REQUIRED WORK: Set down each record below precisely, skipping the pictures.

SOURCE MATERIAL:

────────────────────────────────────────

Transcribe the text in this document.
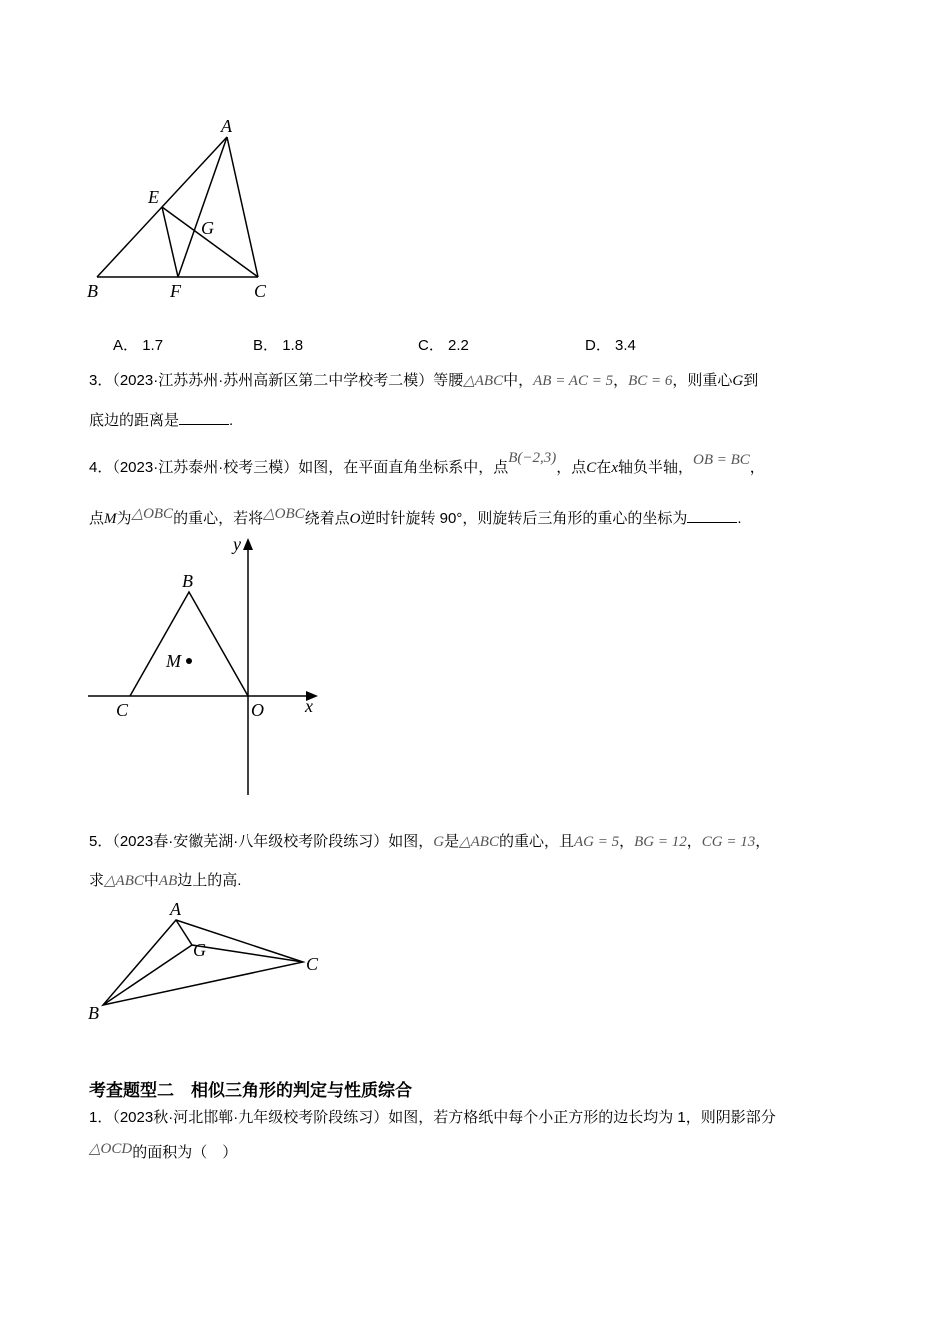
A
E
G
B	F	C
B
M
C	O x
y
A
G
C
B
A． 1.7	B． 1.8	C． 2.2	D． 3.4
3．（2023·江苏苏州·苏州高新区第二中学校考二模）等腰△ABC中，AB = AC = 5，BC = 6，则重心G到
底边的距离是	.
4．（2023·江苏泰州·校考三模）如图，在平面直角坐标系中，点B(−2,3)，点C在x轴负半轴，OB = BC，
点M为△OBC的重心，若将△OBC绕着点O逆时针旋转 90°，则旋转后三角形的重心的坐标为	.
5．（2023春·安徽芜湖·八年级校考阶段练习）如图，G是△ABC的重心，且AG = 5，BG = 12，CG = 13，
求△ABC中AB边上的高.
考查题型二　相似三角形的判定与性质综合
1．（2023秋·河北邯郸·九年级校考阶段练习）如图，若方格纸中每个小正方形的边长均为 1，则阴影部分
△OCD的面积为（　）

────────────────────────────────────────

SOLUTION TO THE EXERCISE:
Transcribe the text in this document.
A
E
G
B	F	C
B
M
C	O x
y
A
G
C
B
A． 1.7	B． 1.8	C． 2.2	D． 3.4
3．（2023·江苏苏州·苏州高新区第二中学校考二模）等腰△ABC中，AB = AC = 5，BC = 6，则重心G到
底边的距离是	.
4．（2023·江苏泰州·校考三模）如图，在平面直角坐标系中，点B(−2,3)，点C在x轴负半轴，OB = BC，
点M为△OBC的重心，若将△OBC绕着点O逆时针旋转 90°，则旋转后三角形的重心的坐标为	.
5．（2023春·安徽芜湖·八年级校考阶段练习）如图，G是△ABC的重心，且AG = 5，BG = 12，CG = 13，
求△ABC中AB边上的高.
考查题型二　相似三角形的判定与性质综合
1．（2023秋·河北邯郸·九年级校考阶段练习）如图，若方格纸中每个小正方形的边长均为 1，则阴影部分
△OCD的面积为（　）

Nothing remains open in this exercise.